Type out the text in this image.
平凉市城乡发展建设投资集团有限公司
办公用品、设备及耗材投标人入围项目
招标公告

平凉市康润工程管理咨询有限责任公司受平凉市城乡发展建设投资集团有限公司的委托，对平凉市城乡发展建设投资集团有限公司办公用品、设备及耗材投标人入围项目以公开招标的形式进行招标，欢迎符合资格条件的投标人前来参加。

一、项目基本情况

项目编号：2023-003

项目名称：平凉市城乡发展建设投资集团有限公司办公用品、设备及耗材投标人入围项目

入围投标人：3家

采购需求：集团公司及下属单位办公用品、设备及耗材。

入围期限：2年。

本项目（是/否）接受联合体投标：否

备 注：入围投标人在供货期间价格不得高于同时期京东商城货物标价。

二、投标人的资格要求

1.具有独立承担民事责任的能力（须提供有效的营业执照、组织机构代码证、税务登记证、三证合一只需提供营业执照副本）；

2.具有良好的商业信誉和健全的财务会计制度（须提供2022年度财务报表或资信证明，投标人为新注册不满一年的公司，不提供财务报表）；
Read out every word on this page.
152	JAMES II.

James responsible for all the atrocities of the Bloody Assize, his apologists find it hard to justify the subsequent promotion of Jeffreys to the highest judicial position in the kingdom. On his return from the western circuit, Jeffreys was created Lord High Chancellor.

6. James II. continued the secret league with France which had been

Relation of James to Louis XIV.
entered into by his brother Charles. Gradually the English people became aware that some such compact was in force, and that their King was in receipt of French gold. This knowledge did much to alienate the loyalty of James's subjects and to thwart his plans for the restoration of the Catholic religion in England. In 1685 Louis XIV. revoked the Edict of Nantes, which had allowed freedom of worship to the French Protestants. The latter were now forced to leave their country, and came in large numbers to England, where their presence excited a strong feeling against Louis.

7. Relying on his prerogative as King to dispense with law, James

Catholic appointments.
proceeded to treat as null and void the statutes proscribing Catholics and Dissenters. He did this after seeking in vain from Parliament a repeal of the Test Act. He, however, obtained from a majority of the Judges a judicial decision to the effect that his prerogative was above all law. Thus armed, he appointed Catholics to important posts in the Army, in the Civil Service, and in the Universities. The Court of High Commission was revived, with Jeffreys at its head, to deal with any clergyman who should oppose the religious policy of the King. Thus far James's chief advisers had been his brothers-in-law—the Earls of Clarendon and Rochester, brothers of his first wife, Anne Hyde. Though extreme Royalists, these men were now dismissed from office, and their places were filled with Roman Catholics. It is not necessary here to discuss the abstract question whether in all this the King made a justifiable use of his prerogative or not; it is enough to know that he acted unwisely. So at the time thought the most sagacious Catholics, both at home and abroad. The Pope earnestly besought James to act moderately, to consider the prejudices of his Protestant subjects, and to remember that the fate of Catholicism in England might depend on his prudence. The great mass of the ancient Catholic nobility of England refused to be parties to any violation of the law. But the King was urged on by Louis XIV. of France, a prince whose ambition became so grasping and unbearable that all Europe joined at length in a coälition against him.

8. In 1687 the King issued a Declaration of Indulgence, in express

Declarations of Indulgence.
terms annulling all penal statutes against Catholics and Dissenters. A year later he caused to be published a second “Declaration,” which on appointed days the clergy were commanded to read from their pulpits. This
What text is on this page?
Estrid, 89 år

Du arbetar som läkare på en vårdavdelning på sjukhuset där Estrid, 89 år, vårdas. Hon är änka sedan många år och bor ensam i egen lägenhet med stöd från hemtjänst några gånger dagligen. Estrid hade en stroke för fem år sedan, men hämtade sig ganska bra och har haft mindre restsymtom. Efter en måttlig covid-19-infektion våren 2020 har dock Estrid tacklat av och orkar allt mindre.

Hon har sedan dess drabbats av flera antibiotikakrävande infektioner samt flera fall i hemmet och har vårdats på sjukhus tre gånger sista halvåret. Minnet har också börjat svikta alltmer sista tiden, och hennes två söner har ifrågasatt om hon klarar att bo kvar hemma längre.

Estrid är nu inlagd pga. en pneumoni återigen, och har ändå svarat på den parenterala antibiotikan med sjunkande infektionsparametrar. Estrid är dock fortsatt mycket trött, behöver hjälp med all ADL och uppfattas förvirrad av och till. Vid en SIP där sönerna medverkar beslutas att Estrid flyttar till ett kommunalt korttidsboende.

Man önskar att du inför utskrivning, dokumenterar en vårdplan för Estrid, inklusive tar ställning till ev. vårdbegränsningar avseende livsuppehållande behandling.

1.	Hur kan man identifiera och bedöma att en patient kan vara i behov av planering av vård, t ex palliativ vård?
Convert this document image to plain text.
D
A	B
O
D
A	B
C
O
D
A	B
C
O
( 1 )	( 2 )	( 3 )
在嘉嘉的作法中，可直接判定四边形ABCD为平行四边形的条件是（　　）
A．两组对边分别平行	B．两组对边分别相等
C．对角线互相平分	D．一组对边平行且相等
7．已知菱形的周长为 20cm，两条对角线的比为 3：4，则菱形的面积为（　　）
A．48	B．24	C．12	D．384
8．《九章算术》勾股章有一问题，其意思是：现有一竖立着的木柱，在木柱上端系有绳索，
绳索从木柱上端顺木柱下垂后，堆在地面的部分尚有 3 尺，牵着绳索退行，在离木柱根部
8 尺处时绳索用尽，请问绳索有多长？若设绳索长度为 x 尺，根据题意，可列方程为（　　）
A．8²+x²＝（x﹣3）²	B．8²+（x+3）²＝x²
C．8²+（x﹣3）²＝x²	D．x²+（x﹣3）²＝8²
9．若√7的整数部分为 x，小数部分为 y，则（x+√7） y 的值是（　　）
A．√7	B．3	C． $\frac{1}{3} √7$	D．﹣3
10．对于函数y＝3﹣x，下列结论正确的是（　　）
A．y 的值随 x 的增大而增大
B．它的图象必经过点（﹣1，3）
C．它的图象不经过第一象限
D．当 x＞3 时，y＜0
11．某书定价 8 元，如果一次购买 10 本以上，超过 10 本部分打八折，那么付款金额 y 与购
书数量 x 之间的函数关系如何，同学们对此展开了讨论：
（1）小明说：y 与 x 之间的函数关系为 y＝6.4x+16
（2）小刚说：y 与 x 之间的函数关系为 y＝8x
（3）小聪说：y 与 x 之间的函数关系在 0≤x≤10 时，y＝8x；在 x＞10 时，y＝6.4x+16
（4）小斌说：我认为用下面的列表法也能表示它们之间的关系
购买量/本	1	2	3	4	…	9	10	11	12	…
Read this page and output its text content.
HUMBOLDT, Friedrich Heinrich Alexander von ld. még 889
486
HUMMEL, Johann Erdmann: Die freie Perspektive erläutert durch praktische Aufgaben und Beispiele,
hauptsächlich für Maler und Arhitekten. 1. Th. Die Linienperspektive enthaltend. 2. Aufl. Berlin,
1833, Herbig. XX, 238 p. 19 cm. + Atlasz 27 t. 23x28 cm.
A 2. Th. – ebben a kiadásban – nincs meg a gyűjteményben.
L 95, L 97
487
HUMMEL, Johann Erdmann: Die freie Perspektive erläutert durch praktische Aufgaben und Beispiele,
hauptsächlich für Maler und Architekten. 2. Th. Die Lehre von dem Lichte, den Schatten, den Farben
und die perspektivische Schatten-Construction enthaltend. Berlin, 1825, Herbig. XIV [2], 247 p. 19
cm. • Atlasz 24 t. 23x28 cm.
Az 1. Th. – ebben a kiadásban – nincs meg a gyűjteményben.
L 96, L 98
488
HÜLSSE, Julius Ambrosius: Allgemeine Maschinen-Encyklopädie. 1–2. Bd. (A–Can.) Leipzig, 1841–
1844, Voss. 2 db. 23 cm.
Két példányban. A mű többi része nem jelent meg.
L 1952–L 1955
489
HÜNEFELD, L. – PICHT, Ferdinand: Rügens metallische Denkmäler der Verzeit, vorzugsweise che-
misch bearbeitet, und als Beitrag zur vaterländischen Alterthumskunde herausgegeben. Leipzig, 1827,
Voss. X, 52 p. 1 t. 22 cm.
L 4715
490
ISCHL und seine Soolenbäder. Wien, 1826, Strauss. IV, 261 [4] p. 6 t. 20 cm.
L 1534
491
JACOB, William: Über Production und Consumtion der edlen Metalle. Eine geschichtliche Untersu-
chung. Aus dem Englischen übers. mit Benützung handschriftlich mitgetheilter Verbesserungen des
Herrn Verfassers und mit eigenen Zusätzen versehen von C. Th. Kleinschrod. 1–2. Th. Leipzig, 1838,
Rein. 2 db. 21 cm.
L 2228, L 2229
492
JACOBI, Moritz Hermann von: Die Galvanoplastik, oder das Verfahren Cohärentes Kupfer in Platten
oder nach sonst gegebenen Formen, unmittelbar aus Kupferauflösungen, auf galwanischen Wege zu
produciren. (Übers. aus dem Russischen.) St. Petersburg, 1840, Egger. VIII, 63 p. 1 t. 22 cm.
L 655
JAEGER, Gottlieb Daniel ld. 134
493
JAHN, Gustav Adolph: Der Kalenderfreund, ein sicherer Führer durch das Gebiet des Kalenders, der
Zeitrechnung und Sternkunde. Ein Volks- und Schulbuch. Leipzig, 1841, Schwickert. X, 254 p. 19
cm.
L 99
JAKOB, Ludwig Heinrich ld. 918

Your goal —
Find each line with the string "page" and copy it out.

Output for this exercise —
Read out every word on this page.
What text is on this page?
Read this page and output its text content.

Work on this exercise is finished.